*Data shown:*
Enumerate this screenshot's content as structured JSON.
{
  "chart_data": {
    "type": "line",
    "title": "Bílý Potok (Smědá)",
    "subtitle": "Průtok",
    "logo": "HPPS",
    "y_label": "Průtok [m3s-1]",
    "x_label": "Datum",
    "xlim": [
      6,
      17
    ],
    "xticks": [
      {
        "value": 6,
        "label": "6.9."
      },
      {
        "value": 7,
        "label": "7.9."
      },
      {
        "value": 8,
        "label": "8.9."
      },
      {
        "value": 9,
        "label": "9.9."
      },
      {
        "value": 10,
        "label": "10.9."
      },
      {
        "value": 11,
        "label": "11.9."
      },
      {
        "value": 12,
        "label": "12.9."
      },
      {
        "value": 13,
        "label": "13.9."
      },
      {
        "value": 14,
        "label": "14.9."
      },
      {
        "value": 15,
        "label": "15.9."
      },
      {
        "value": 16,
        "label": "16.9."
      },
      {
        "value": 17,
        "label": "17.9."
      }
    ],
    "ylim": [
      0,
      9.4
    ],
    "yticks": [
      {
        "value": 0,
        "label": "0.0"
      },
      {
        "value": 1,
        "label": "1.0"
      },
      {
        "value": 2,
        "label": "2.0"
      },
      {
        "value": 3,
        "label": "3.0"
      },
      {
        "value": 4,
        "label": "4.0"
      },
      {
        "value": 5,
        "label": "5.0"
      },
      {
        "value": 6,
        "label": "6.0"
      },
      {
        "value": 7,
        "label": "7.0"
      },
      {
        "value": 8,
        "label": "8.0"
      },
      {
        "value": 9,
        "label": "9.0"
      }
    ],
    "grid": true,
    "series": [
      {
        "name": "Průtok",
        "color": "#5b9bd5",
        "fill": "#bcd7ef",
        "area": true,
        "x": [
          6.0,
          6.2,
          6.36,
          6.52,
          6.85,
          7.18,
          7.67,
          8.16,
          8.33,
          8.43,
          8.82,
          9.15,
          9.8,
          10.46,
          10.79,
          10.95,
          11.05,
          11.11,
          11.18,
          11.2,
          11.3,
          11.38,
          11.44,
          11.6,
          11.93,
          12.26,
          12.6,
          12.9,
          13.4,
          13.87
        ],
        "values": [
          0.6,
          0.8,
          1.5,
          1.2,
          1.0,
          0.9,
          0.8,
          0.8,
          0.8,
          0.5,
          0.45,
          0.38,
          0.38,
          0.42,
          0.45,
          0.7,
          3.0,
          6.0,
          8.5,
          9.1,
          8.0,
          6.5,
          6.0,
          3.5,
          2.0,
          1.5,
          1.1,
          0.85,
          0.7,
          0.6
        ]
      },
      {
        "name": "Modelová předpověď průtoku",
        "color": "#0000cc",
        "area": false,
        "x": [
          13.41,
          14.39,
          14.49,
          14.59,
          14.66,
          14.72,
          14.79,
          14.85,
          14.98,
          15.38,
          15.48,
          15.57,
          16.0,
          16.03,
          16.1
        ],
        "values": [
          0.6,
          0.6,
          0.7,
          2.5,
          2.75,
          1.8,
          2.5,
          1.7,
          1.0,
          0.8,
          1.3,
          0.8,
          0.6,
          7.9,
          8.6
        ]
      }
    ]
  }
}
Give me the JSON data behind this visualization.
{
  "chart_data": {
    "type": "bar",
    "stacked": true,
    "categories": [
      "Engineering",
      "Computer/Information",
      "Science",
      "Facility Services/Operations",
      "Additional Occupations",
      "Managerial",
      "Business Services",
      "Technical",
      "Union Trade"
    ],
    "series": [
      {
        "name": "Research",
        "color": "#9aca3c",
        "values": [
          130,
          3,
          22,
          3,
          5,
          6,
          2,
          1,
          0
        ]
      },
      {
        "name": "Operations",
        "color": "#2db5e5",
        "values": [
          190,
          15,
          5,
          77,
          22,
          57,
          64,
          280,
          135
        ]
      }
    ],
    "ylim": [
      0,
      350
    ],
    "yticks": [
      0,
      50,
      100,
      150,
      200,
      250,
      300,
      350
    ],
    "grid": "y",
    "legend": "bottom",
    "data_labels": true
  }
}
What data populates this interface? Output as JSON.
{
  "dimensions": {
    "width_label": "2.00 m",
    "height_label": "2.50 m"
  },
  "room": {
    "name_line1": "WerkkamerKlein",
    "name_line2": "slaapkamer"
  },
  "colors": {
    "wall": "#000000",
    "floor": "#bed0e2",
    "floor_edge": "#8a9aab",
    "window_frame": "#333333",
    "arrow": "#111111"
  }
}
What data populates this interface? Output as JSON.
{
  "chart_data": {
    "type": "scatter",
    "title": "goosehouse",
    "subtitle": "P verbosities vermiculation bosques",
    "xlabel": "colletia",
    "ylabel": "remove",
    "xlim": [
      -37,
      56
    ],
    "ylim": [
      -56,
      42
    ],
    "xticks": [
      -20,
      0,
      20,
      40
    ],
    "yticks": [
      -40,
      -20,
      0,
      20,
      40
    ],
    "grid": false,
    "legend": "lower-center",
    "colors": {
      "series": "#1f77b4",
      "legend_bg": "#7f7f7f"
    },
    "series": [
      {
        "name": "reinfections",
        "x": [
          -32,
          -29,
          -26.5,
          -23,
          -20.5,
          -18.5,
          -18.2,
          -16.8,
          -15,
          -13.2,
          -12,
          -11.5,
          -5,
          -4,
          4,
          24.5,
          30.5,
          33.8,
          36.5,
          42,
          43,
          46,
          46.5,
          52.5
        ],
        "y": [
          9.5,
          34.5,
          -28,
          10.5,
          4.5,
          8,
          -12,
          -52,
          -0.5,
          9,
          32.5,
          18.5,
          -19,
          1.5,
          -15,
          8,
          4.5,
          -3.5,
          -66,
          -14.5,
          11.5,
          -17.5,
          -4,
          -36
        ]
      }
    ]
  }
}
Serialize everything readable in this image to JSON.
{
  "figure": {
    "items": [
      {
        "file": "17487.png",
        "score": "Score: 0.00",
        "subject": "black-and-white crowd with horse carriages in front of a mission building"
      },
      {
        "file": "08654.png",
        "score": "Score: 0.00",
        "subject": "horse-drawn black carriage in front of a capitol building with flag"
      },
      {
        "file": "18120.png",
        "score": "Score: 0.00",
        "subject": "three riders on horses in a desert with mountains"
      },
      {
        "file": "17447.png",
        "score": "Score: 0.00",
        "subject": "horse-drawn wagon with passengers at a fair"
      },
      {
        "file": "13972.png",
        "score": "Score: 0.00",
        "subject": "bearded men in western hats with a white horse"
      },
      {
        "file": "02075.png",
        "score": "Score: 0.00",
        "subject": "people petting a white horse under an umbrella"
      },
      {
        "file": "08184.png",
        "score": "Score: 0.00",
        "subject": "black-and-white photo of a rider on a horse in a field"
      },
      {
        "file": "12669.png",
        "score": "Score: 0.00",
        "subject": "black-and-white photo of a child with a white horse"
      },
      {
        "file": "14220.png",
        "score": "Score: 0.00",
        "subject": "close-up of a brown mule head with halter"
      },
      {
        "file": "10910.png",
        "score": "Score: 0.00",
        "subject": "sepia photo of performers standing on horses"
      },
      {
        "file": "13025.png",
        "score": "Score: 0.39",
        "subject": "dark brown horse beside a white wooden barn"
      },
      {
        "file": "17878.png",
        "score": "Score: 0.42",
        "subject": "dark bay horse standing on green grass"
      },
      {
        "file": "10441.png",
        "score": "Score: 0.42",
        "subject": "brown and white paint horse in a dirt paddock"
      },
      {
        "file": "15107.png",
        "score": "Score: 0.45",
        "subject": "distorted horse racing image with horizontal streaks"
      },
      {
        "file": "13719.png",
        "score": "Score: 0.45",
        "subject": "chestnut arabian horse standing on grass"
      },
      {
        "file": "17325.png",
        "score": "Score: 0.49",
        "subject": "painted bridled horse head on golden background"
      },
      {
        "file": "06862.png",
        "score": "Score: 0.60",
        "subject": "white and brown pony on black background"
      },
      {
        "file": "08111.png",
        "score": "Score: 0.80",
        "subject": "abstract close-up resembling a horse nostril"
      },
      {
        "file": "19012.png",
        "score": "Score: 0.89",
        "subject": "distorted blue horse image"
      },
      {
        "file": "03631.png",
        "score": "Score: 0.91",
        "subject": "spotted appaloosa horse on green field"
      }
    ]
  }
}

*Challenge:* From the data above, count the lines where "front" occurs and give that figure and nothing else.

*Response:* 2